* Task requirements: Will you transcribe all the entries word for word, skipping the pictures they hold?

* Data supplied:
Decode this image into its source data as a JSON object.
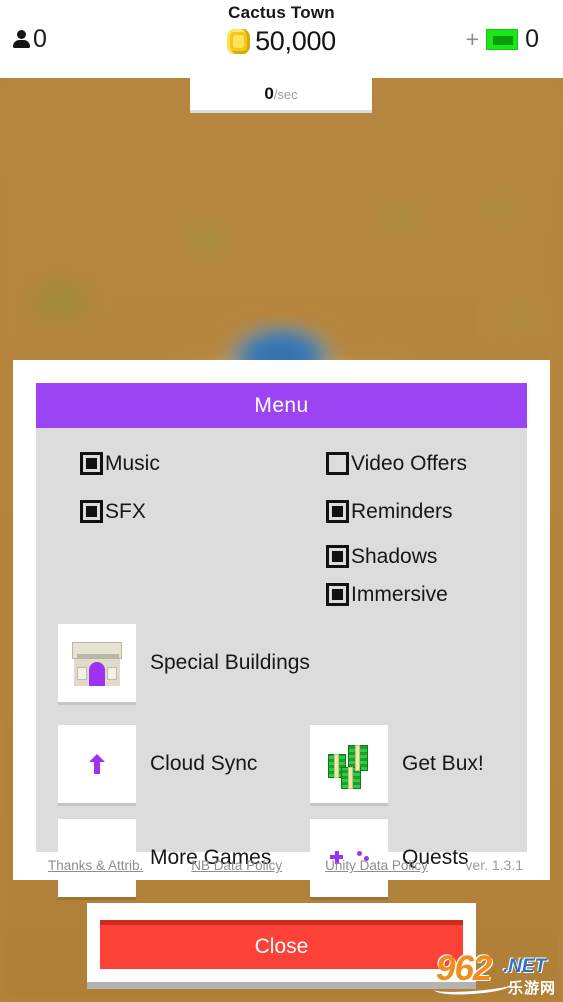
{
  "topbar": {
    "population_icon": "person-icon",
    "population_count": "0",
    "town_title": "Cactus Town",
    "coin_icon": "gold-coin-icon",
    "coin_amount": "50,000",
    "plus_label": "+",
    "bux_icon": "green-cash-icon",
    "bux_count": "0",
    "per_sec_value": "0",
    "per_sec_unit": "/sec"
  },
  "menu": {
    "header_title": "Menu",
    "toggles": [
      {
        "label": "Music",
        "checked": true
      },
      {
        "label": "SFX",
        "checked": true
      },
      {
        "label": "Video Offers",
        "checked": false
      },
      {
        "label": "Reminders",
        "checked": true
      },
      {
        "label": "Shadows",
        "checked": true
      },
      {
        "label": "Immersive",
        "checked": true
      }
    ],
    "buttons": [
      {
        "label": "Special Buildings",
        "icon": "arc-monument-icon"
      },
      {
        "label": "Cloud Sync",
        "icon": "cloud-upload-icon"
      },
      {
        "label": "Get Bux!",
        "icon": "money-stacks-icon"
      },
      {
        "label": "More Games",
        "icon": "joystick-icon"
      },
      {
        "label": "Quests",
        "icon": "gamepad-icon"
      }
    ],
    "footer": {
      "link_thanks": "Thanks & Attrib.",
      "link_nb_policy": "NB Data Policy",
      "link_unity_policy": "Unity Data Policy",
      "version": "ver. 1.3.1"
    }
  },
  "close_card": {
    "close_label": "Close"
  },
  "watermark": {
    "number": "962",
    "domain": ".NET",
    "chinese": "乐游网"
  },
  "colors": {
    "accent_purple": "#9c44f4",
    "icon_purple": "#9c33f2",
    "close_red": "#fc4238",
    "close_red_dark": "#d32a1f",
    "panel_gray": "#dcdcdc",
    "background_sand": "#b5853d",
    "bux_green": "#1ae61a"
  }
}
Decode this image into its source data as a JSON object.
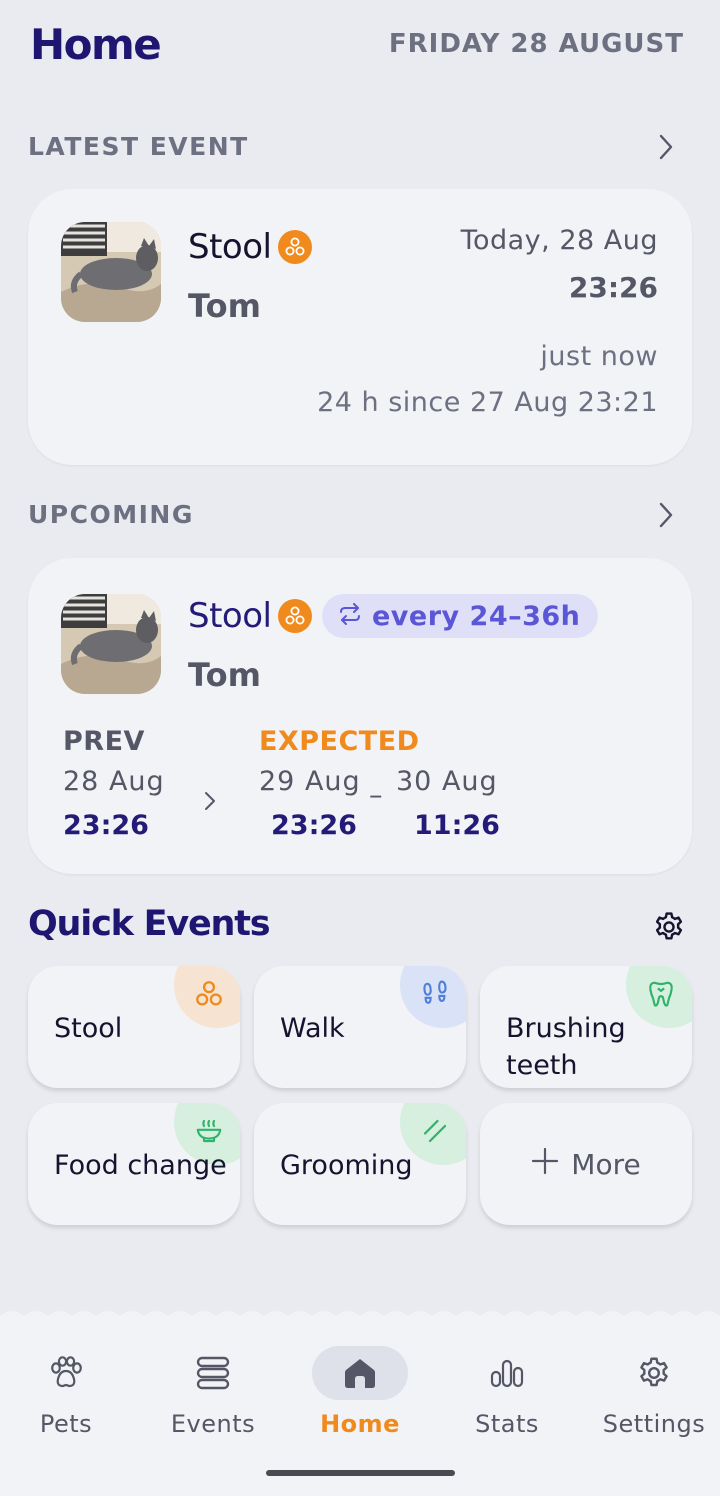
{
  "header": {
    "title": "Home",
    "date": "FRIDAY 28 AUGUST"
  },
  "latest": {
    "section_title": "LATEST EVENT",
    "event_type": "Stool",
    "pet_name": "Tom",
    "date": "Today, 28 Aug",
    "time": "23:26",
    "relative": "just now",
    "since": "24 h since 27 Aug 23:21"
  },
  "upcoming": {
    "section_title": "UPCOMING",
    "event_type": "Stool",
    "pet_name": "Tom",
    "recurrence": "every 24–36h",
    "prev_label": "PREV",
    "prev_date": "28 Aug",
    "prev_time": "23:26",
    "expected_label": "EXPECTED",
    "expected_from_date": "29 Aug",
    "expected_from_time": "23:26",
    "expected_to_date": "30 Aug",
    "expected_to_time": "11:26",
    "range_separator": "–"
  },
  "quick_events": {
    "title": "Quick Events",
    "tiles": [
      {
        "label": "Stool",
        "icon": "stool-icon",
        "color": "#f08a1c",
        "blob": "#f6e3d2"
      },
      {
        "label": "Walk",
        "icon": "footprints-icon",
        "color": "#4f7fd8",
        "blob": "#d9e2f6"
      },
      {
        "label": "Brushing teeth",
        "icon": "tooth-icon",
        "color": "#2fb36a",
        "blob": "#d6efdf"
      },
      {
        "label": "Food change",
        "icon": "bowl-icon",
        "color": "#2fb36a",
        "blob": "#d6efdf"
      },
      {
        "label": "Grooming",
        "icon": "comb-icon",
        "color": "#2fb36a",
        "blob": "#d6efdf"
      },
      {
        "label": "More",
        "icon": "plus-icon"
      }
    ]
  },
  "nav": {
    "items": [
      {
        "label": "Pets",
        "icon": "paw-icon"
      },
      {
        "label": "Events",
        "icon": "stack-icon"
      },
      {
        "label": "Home",
        "icon": "home-icon",
        "active": true
      },
      {
        "label": "Stats",
        "icon": "bar-chart-icon"
      },
      {
        "label": "Settings",
        "icon": "gear-icon"
      }
    ]
  },
  "colors": {
    "accent": "#f08a1c",
    "primary_dark": "#1e1670",
    "pill_bg": "#dfe0f8",
    "pill_text": "#5a56d6",
    "background": "#e9ebf1",
    "card": "#f2f3f7"
  }
}
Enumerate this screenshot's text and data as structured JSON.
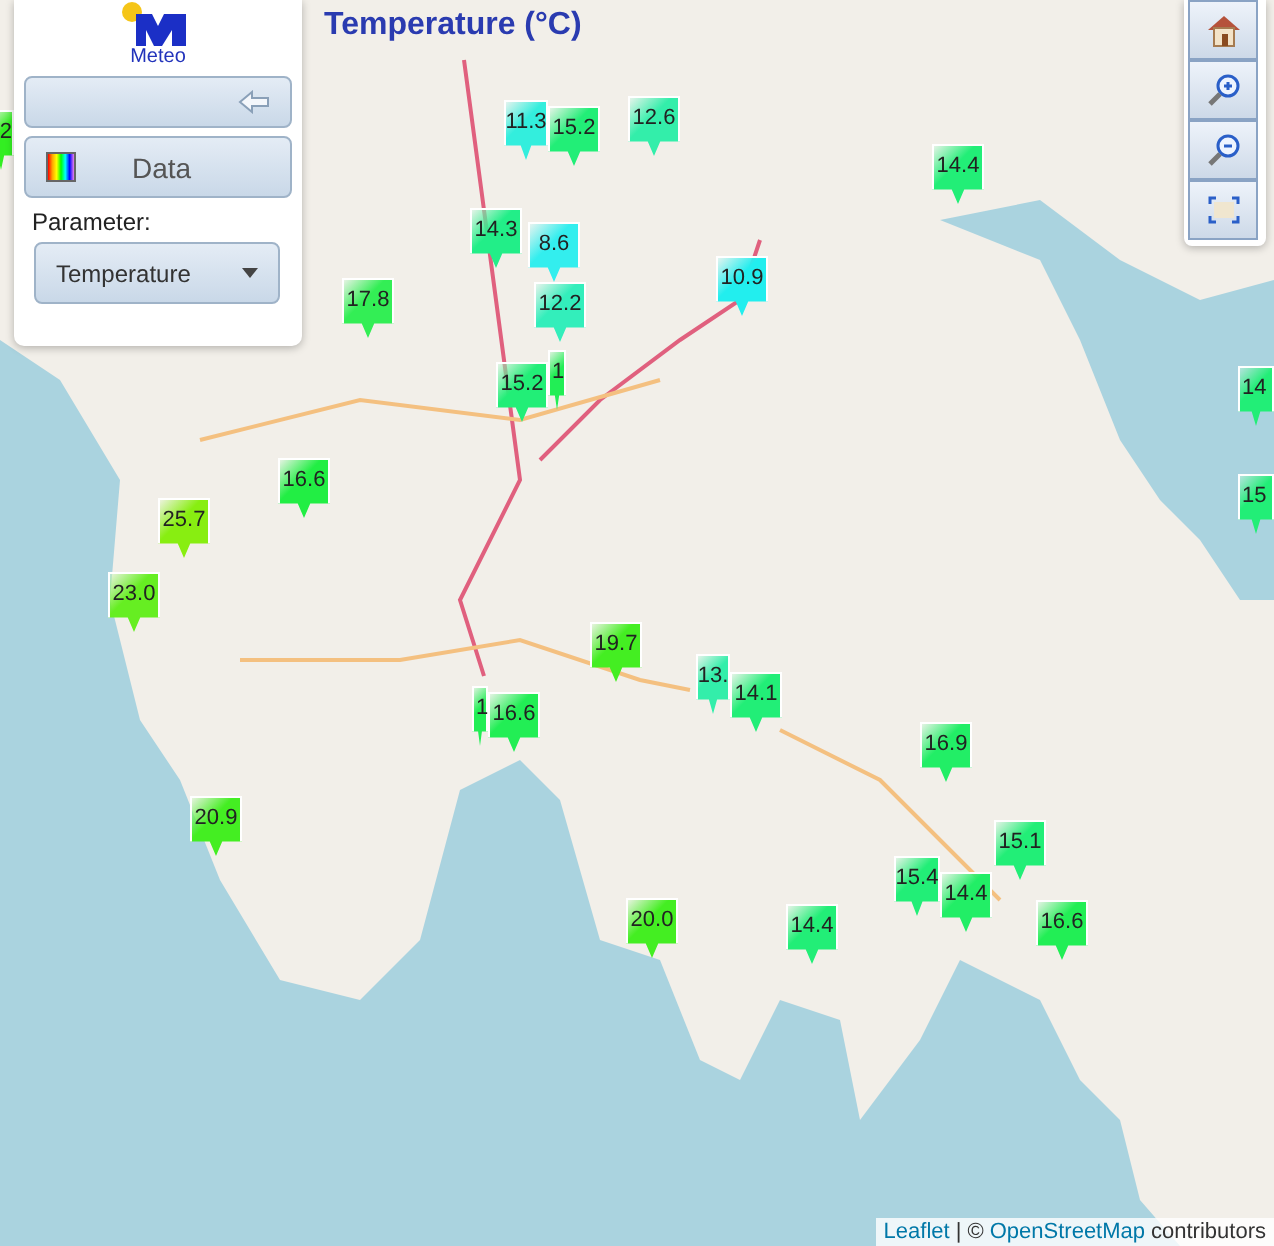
{
  "title": "Temperature (°C)",
  "panel": {
    "logo": "Meteo",
    "data_button": "Data",
    "parameter_label": "Parameter:",
    "parameter_select": "Temperature"
  },
  "markers": [
    {
      "text": "2",
      "color": "#33ee22"
    },
    {
      "text": "11.3",
      "color": "#33eedd"
    },
    {
      "text": "15.2",
      "color": "#22ee77"
    },
    {
      "text": "12.6",
      "color": "#33eeaa"
    },
    {
      "text": "14.4",
      "color": "#22ee77"
    },
    {
      "text": "14.3",
      "color": "#22ee88"
    },
    {
      "text": "8.6",
      "color": "#33eeee"
    },
    {
      "text": "12.2",
      "color": "#33eebb"
    },
    {
      "text": "10.9",
      "color": "#22eeee"
    },
    {
      "text": "17.8",
      "color": "#33ee55"
    },
    {
      "text": "1",
      "color": "#22ee55"
    },
    {
      "text": "15.2",
      "color": "#22ee77"
    },
    {
      "text": "16.6",
      "color": "#22ee44"
    },
    {
      "text": "25.7",
      "color": "#88ee11"
    },
    {
      "text": "23.0",
      "color": "#66ee22"
    },
    {
      "text": "19.7",
      "color": "#44ee22"
    },
    {
      "text": "13.",
      "color": "#33eeaa"
    },
    {
      "text": "14.1",
      "color": "#22ee77"
    },
    {
      "text": "1",
      "color": "#22ee55"
    },
    {
      "text": "16.6",
      "color": "#22ee55"
    },
    {
      "text": "16.9",
      "color": "#22ee66"
    },
    {
      "text": "20.9",
      "color": "#44ee22"
    },
    {
      "text": "15.1",
      "color": "#22ee77"
    },
    {
      "text": "15.4",
      "color": "#22ee77"
    },
    {
      "text": "14.4",
      "color": "#22ee66"
    },
    {
      "text": "20.0",
      "color": "#44ee22"
    },
    {
      "text": "14.4",
      "color": "#22ee77"
    },
    {
      "text": "16.6",
      "color": "#22ee55"
    },
    {
      "text": "14",
      "color": "#22ee77"
    },
    {
      "text": "15",
      "color": "#22ee77"
    }
  ],
  "attribution": {
    "link_1": "Leaflet",
    "separator": "| ©",
    "link_2": "OpenStreetMap",
    "suffix": "contributors"
  }
}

* Task response:
Decode this image into its source data as a JSON object.
{
  "topbar": {
    "population_icon": "person-icon",
    "population_count": "0",
    "town_title": "Cactus Town",
    "coin_icon": "gold-coin-icon",
    "coin_amount": "50,000",
    "plus_label": "+",
    "bux_icon": "green-cash-icon",
    "bux_count": "0",
    "per_sec_value": "0",
    "per_sec_unit": "/sec"
  },
  "menu": {
    "header_title": "Menu",
    "toggles": [
      {
        "label": "Music",
        "checked": true
      },
      {
        "label": "SFX",
        "checked": true
      },
      {
        "label": "Video Offers",
        "checked": false
      },
      {
        "label": "Reminders",
        "checked": true
      },
      {
        "label": "Shadows",
        "checked": true
      },
      {
        "label": "Immersive",
        "checked": true
      }
    ],
    "buttons": [
      {
        "label": "Special Buildings",
        "icon": "arc-monument-icon"
      },
      {
        "label": "Cloud Sync",
        "icon": "cloud-upload-icon"
      },
      {
        "label": "Get Bux!",
        "icon": "money-stacks-icon"
      },
      {
        "label": "More Games",
        "icon": "joystick-icon"
      },
      {
        "label": "Quests",
        "icon": "gamepad-icon"
      }
    ],
    "footer": {
      "link_thanks": "Thanks & Attrib.",
      "link_nb_policy": "NB Data Policy",
      "link_unity_policy": "Unity Data Policy",
      "version": "ver. 1.3.1"
    }
  },
  "close_card": {
    "close_label": "Close"
  },
  "watermark": {
    "number": "962",
    "domain": ".NET",
    "chinese": "乐游网"
  },
  "colors": {
    "accent_purple": "#9c44f4",
    "icon_purple": "#9c33f2",
    "close_red": "#fc4238",
    "close_red_dark": "#d32a1f",
    "panel_gray": "#dcdcdc",
    "background_sand": "#b5853d",
    "bux_green": "#1ae61a"
  }
}
Decode this image into its source data as a JSON object.
{
  "header": {
    "title": "Home",
    "date": "FRIDAY 28 AUGUST"
  },
  "latest": {
    "section_title": "LATEST EVENT",
    "event_type": "Stool",
    "pet_name": "Tom",
    "date": "Today, 28 Aug",
    "time": "23:26",
    "relative": "just now",
    "since": "24 h since 27 Aug 23:21"
  },
  "upcoming": {
    "section_title": "UPCOMING",
    "event_type": "Stool",
    "pet_name": "Tom",
    "recurrence": "every 24–36h",
    "prev_label": "PREV",
    "prev_date": "28 Aug",
    "prev_time": "23:26",
    "expected_label": "EXPECTED",
    "expected_from_date": "29 Aug",
    "expected_from_time": "23:26",
    "expected_to_date": "30 Aug",
    "expected_to_time": "11:26",
    "range_separator": "–"
  },
  "quick_events": {
    "title": "Quick Events",
    "tiles": [
      {
        "label": "Stool",
        "icon": "stool-icon",
        "color": "#f08a1c",
        "blob": "#f6e3d2"
      },
      {
        "label": "Walk",
        "icon": "footprints-icon",
        "color": "#4f7fd8",
        "blob": "#d9e2f6"
      },
      {
        "label": "Brushing teeth",
        "icon": "tooth-icon",
        "color": "#2fb36a",
        "blob": "#d6efdf"
      },
      {
        "label": "Food change",
        "icon": "bowl-icon",
        "color": "#2fb36a",
        "blob": "#d6efdf"
      },
      {
        "label": "Grooming",
        "icon": "comb-icon",
        "color": "#2fb36a",
        "blob": "#d6efdf"
      },
      {
        "label": "More",
        "icon": "plus-icon"
      }
    ]
  },
  "nav": {
    "items": [
      {
        "label": "Pets",
        "icon": "paw-icon"
      },
      {
        "label": "Events",
        "icon": "stack-icon"
      },
      {
        "label": "Home",
        "icon": "home-icon",
        "active": true
      },
      {
        "label": "Stats",
        "icon": "bar-chart-icon"
      },
      {
        "label": "Settings",
        "icon": "gear-icon"
      }
    ]
  },
  "colors": {
    "accent": "#f08a1c",
    "primary_dark": "#1e1670",
    "pill_bg": "#dfe0f8",
    "pill_text": "#5a56d6",
    "background": "#e9ebf1",
    "card": "#f2f3f7"
  }
}
Enumerate this screenshot's text and data as structured JSON.
{
  "title": "Temperature (°C)",
  "panel": {
    "logo": "Meteo",
    "data_button": "Data",
    "parameter_label": "Parameter:",
    "parameter_select": "Temperature"
  },
  "markers": [
    {
      "text": "2",
      "color": "#33ee22"
    },
    {
      "text": "11.3",
      "color": "#33eedd"
    },
    {
      "text": "15.2",
      "color": "#22ee77"
    },
    {
      "text": "12.6",
      "color": "#33eeaa"
    },
    {
      "text": "14.4",
      "color": "#22ee77"
    },
    {
      "text": "14.3",
      "color": "#22ee88"
    },
    {
      "text": "8.6",
      "color": "#33eeee"
    },
    {
      "text": "12.2",
      "color": "#33eebb"
    },
    {
      "text": "10.9",
      "color": "#22eeee"
    },
    {
      "text": "17.8",
      "color": "#33ee55"
    },
    {
      "text": "1",
      "color": "#22ee55"
    },
    {
      "text": "15.2",
      "color": "#22ee77"
    },
    {
      "text": "16.6",
      "color": "#22ee44"
    },
    {
      "text": "25.7",
      "color": "#88ee11"
    },
    {
      "text": "23.0",
      "color": "#66ee22"
    },
    {
      "text": "19.7",
      "color": "#44ee22"
    },
    {
      "text": "13.",
      "color": "#33eeaa"
    },
    {
      "text": "14.1",
      "color": "#22ee77"
    },
    {
      "text": "1",
      "color": "#22ee55"
    },
    {
      "text": "16.6",
      "color": "#22ee55"
    },
    {
      "text": "16.9",
      "color": "#22ee66"
    },
    {
      "text": "20.9",
      "color": "#44ee22"
    },
    {
      "text": "15.1",
      "color": "#22ee77"
    },
    {
      "text": "15.4",
      "color": "#22ee77"
    },
    {
      "text": "14.4",
      "color": "#22ee66"
    },
    {
      "text": "20.0",
      "color": "#44ee22"
    },
    {
      "text": "14.4",
      "color": "#22ee77"
    },
    {
      "text": "16.6",
      "color": "#22ee55"
    },
    {
      "text": "14",
      "color": "#22ee77"
    },
    {
      "text": "15",
      "color": "#22ee77"
    }
  ],
  "attribution": {
    "link_1": "Leaflet",
    "separator": "| ©",
    "link_2": "OpenStreetMap",
    "suffix": "contributors"
  }
}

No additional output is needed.